* [TASK TO COMPLETE] Every line with the string "this" should be gathered.

* [RECORDS PROVIDED]
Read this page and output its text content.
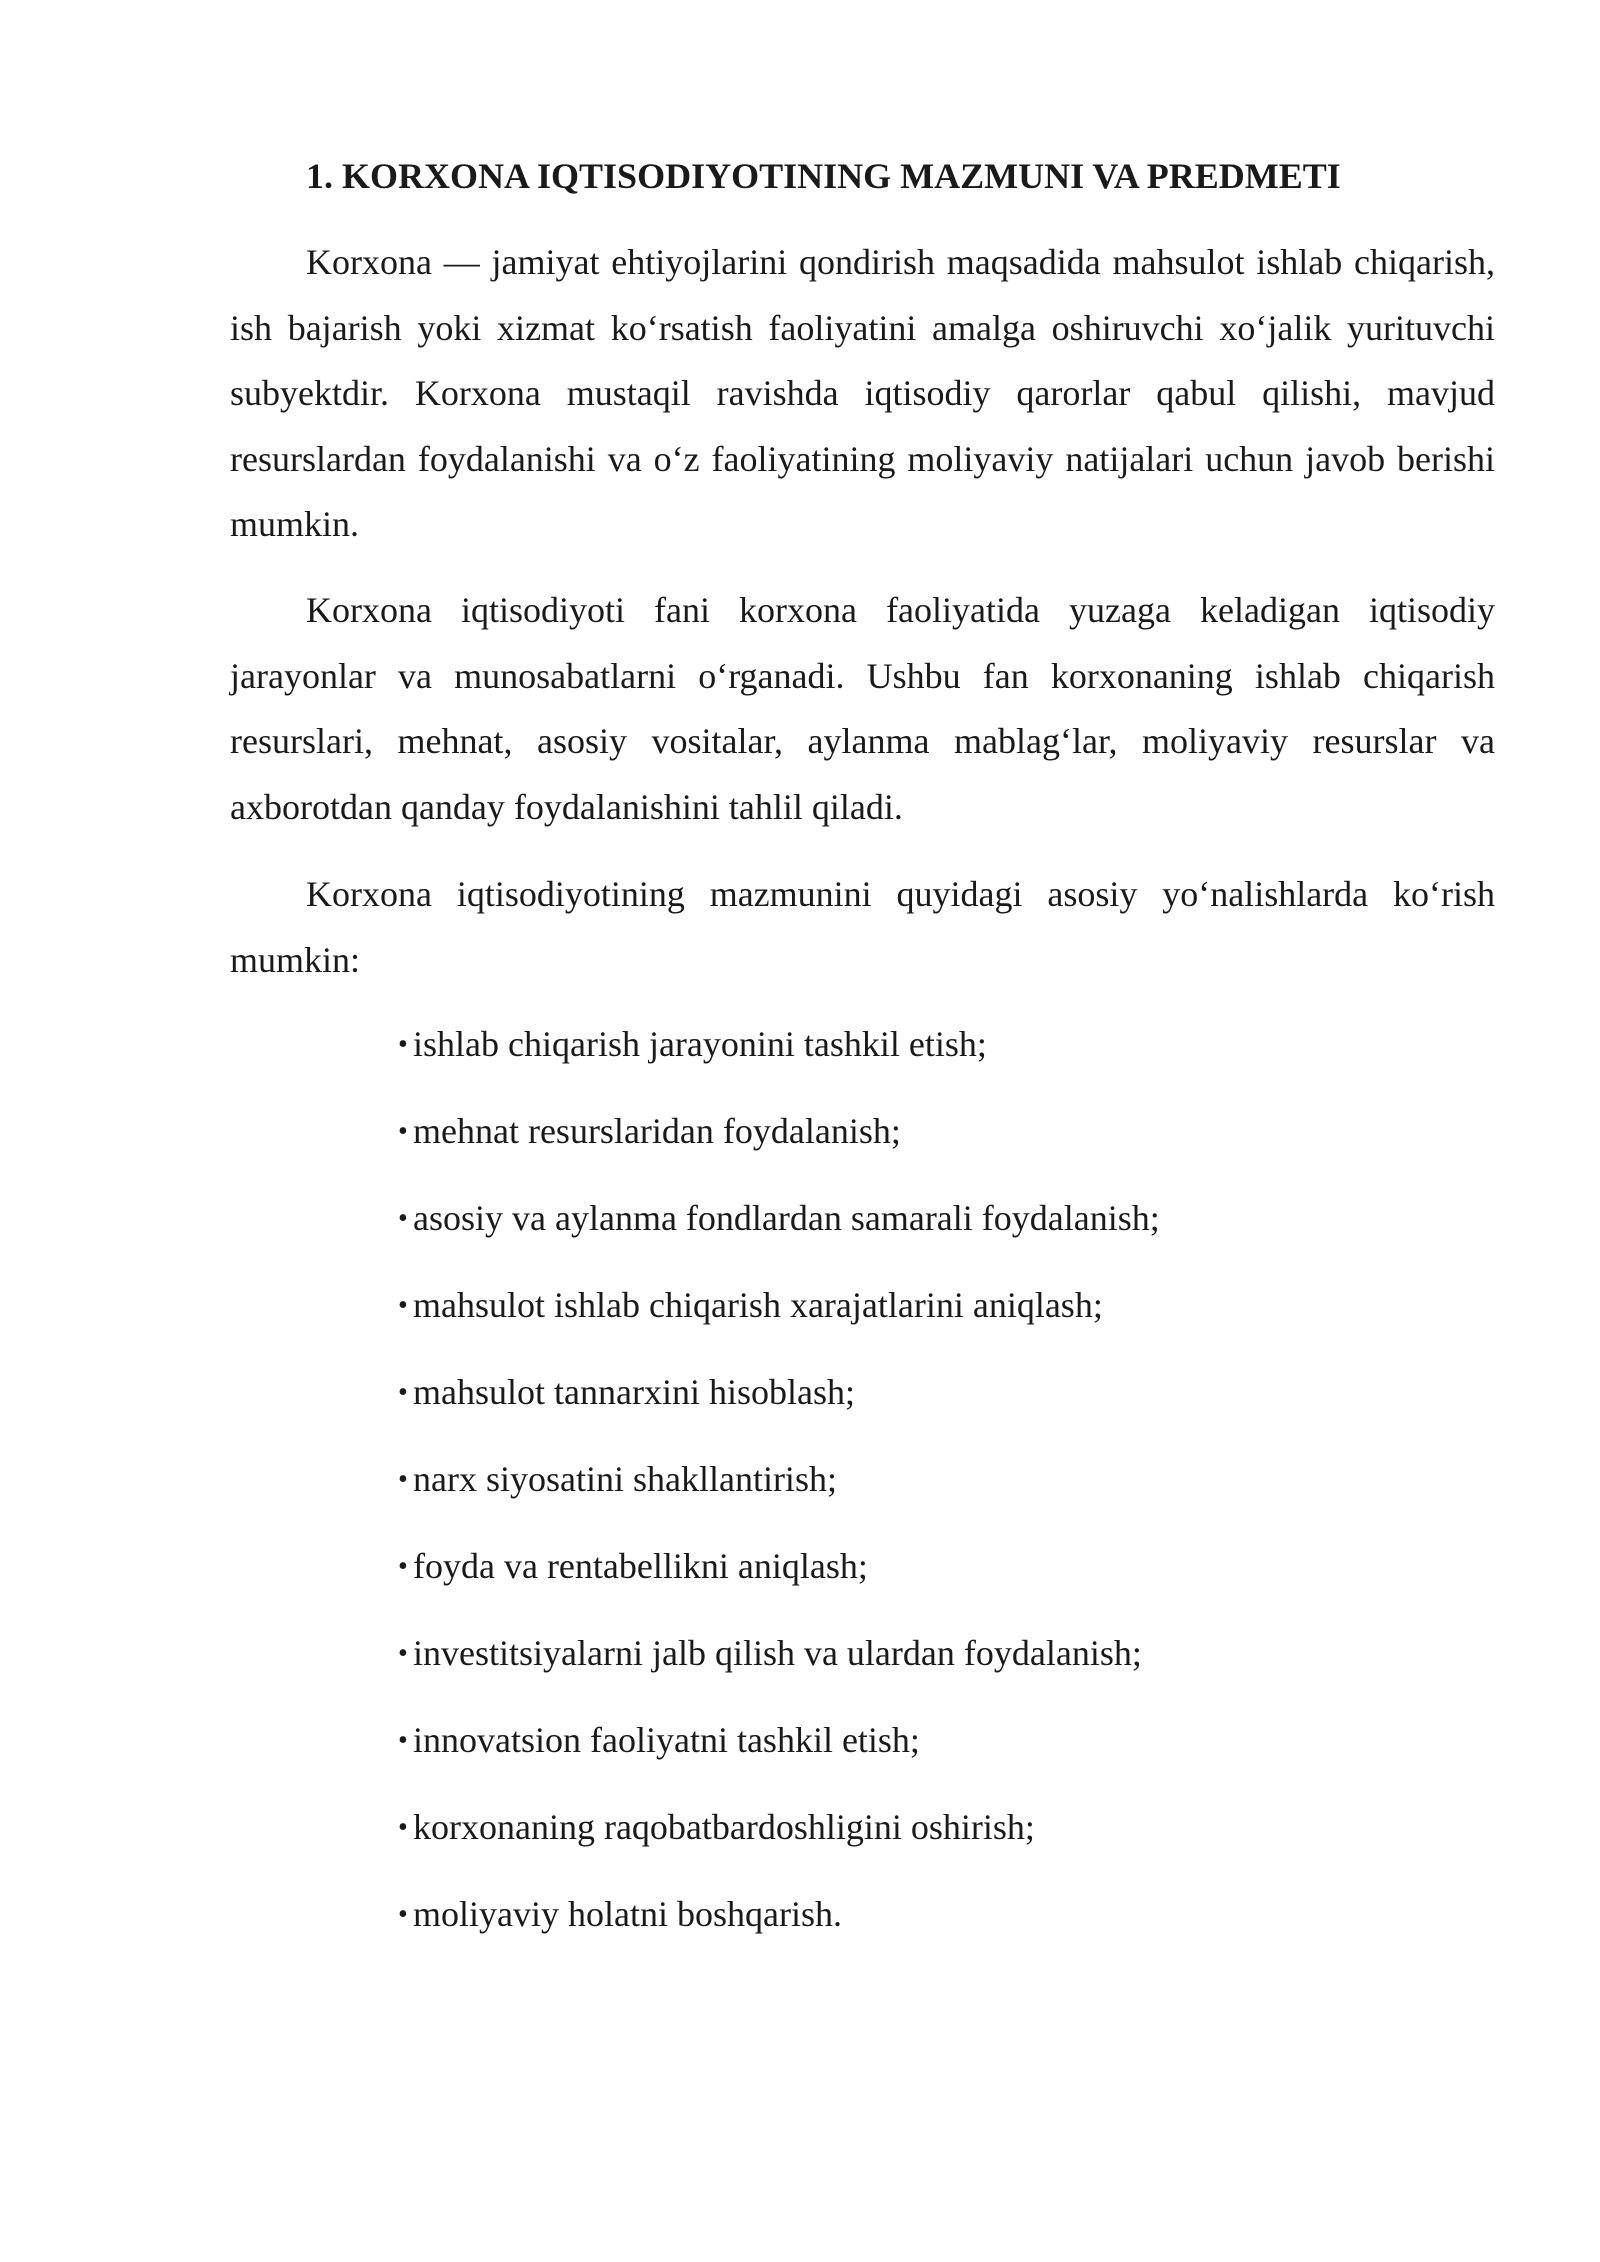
1. KORXONA IQTISODIYOTINING MAZMUNI VA PREDMETI

Korxona — jamiyat ehtiyojlarini qondirish maqsadida mahsulot ishlab chiqarish, ish bajarish yoki xizmat ko‘rsatish faoliyatini amalga oshiruvchi xo‘jalik yurituvchi subyektdir. Korxona mustaqil ravishda iqtisodiy qarorlar qabul qilishi, mavjud resurslardan foydalanishi va o‘z faoliyatining moliyaviy natijalari uchun javob berishi mumkin.

Korxona iqtisodiyoti fani korxona faoliyatida yuzaga keladigan iqtisodiy jarayonlar va munosabatlarni o‘rganadi. Ushbu fan korxonaning ishlab chiqarish resurslari, mehnat, asosiy vositalar, aylanma mablag‘lar, moliyaviy resurslar va axborotdan qanday foydalanishini tahlil qiladi.

Korxona iqtisodiyotining mazmunini quyidagi asosiy yo‘nalishlarda ko‘rish mumkin:

• ishlab chiqarish jarayonini tashkil etish;
• mehnat resurslaridan foydalanish;
• asosiy va aylanma fondlardan samarali foydalanish;
• mahsulot ishlab chiqarish xarajatlarini aniqlash;
• mahsulot tannarxini hisoblash;
• narx siyosatini shakllantirish;
• foyda va rentabellikni aniqlash;
• investitsiyalarni jalb qilish va ulardan foydalanish;
• innovatsion faoliyatni tashkil etish;
• korxonaning raqobatbardoshligini oshirish;
• moliyaviy holatni boshqarish.
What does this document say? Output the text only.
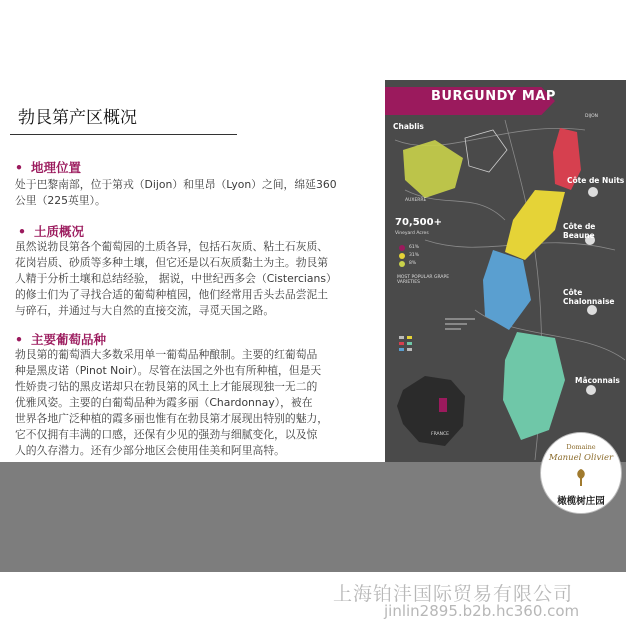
勃艮第产区概况
• 地理位置
处于巴黎南部，位于第戎（Dijon）和里昂（Lyon）之间，绵延360
公里（225英里）。
• 土质概况
虽然说勃艮第各个葡萄园的土质各异，包括石灰质、粘土石灰质、
花岗岩质、砂质等多种土壤，但它还是以石灰质黏土为主。勃艮第
人精于分析土壤和总结经验， 据说，中世纪西多会（Cistercians）
的修士们为了寻找合适的葡萄种植园，他们经常用舌头去品尝泥土
与碎石，并通过与大自然的直接交流，寻觅天国之路。
• 主要葡萄品种
勃艮第的葡萄酒大多数采用单一葡萄品种酿制。主要的红葡萄品
种是黑皮诺（Pinot Noir）。尽管在法国之外也有所种植，但是天
性娇贵刁钻的黑皮诺却只在勃艮第的风土上才能展现独一无二的
优雅风姿。主要的白葡萄品种为霞多丽（Chardonnay），被在
世界各地广泛种植的霞多丽也惟有在勃艮第才展现出特别的魅力，
它不仅拥有丰满的口感，还保有少见的强劲与细腻变化，以及惊
人的久存潜力。还有少部分地区会使用佳美和阿里高特。
BURGUNDY MAP
Chablis
AUXERRE
DIJON
Côte de Nuits
Côte de Beaune
Côte Chalonnaise
Mâconnais
70,500+
Vineyard Acres
61%
31%
8%
MOST POPULAR GRAPE VARIETIES
FRANCE
Domaine
Manuel Olivier
橄榄树庄园
上海铂沣国际贸易有限公司
jinlin2895.b2b.hc360.com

* [COMPLETE RESPONSE]
Read this page and output its text content.
What does this document say? Output the text only.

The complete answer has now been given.